→ Objective: Print every entry word for word, but omit the pictures.

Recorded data

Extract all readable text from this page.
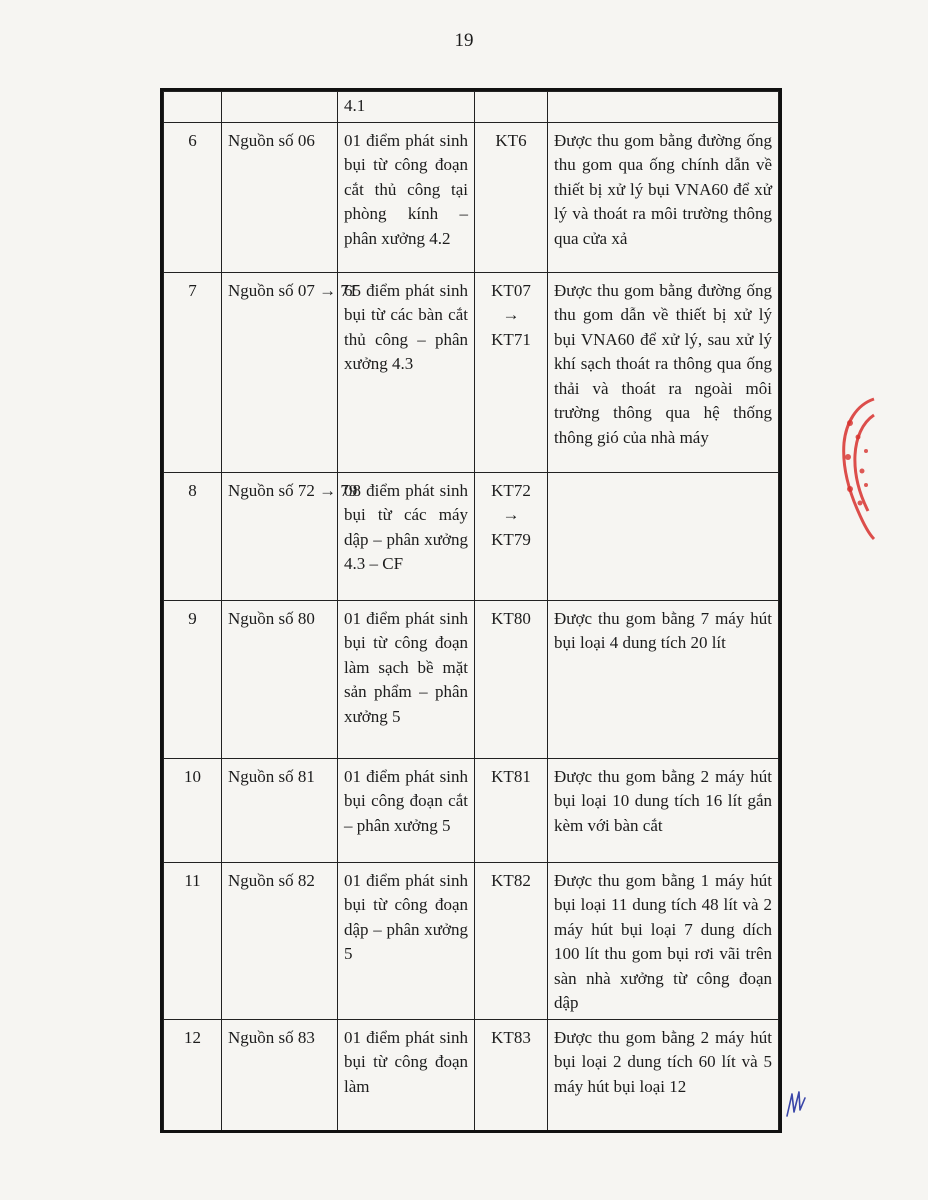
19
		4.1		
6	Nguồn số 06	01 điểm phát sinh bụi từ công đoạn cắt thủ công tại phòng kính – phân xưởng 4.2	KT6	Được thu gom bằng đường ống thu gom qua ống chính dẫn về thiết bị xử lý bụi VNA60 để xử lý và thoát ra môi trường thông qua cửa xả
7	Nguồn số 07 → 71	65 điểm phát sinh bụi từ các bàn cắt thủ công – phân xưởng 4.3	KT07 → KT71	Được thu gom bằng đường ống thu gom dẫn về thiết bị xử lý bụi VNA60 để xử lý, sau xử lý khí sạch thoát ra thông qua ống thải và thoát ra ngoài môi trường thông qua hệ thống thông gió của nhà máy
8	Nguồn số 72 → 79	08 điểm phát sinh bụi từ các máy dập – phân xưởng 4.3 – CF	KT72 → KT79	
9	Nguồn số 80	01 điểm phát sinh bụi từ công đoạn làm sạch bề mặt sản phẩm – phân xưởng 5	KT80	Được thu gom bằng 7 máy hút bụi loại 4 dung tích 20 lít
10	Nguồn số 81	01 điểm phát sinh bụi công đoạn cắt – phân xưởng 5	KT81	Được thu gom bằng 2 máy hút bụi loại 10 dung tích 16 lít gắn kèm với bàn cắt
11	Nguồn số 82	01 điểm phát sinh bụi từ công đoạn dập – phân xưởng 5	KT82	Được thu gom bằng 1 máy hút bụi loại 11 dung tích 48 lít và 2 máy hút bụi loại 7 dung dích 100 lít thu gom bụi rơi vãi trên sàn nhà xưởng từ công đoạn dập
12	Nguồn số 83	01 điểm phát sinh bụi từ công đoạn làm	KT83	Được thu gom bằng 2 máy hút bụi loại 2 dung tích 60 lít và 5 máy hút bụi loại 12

→ Output of the exercise:
Extract all readable text from this page.
19
		4.1		
6	Nguồn số 06	01 điểm phát sinh bụi từ công đoạn cắt thủ công tại phòng kính – phân xưởng 4.2	KT6	Được thu gom bằng đường ống thu gom qua ống chính dẫn về thiết bị xử lý bụi VNA60 để xử lý và thoát ra môi trường thông qua cửa xả
7	Nguồn số 07 → 71	65 điểm phát sinh bụi từ các bàn cắt thủ công – phân xưởng 4.3	KT07 → KT71	Được thu gom bằng đường ống thu gom dẫn về thiết bị xử lý bụi VNA60 để xử lý, sau xử lý khí sạch thoát ra thông qua ống thải và thoát ra ngoài môi trường thông qua hệ thống thông gió của nhà máy
8	Nguồn số 72 → 79	08 điểm phát sinh bụi từ các máy dập – phân xưởng 4.3 – CF	KT72 → KT79	
9	Nguồn số 80	01 điểm phát sinh bụi từ công đoạn làm sạch bề mặt sản phẩm – phân xưởng 5	KT80	Được thu gom bằng 7 máy hút bụi loại 4 dung tích 20 lít
10	Nguồn số 81	01 điểm phát sinh bụi công đoạn cắt – phân xưởng 5	KT81	Được thu gom bằng 2 máy hút bụi loại 10 dung tích 16 lít gắn kèm với bàn cắt
11	Nguồn số 82	01 điểm phát sinh bụi từ công đoạn dập – phân xưởng 5	KT82	Được thu gom bằng 1 máy hút bụi loại 11 dung tích 48 lít và 2 máy hút bụi loại 7 dung dích 100 lít thu gom bụi rơi vãi trên sàn nhà xưởng từ công đoạn dập
12	Nguồn số 83	01 điểm phát sinh bụi từ công đoạn làm	KT83	Được thu gom bằng 2 máy hút bụi loại 2 dung tích 60 lít và 5 máy hút bụi loại 12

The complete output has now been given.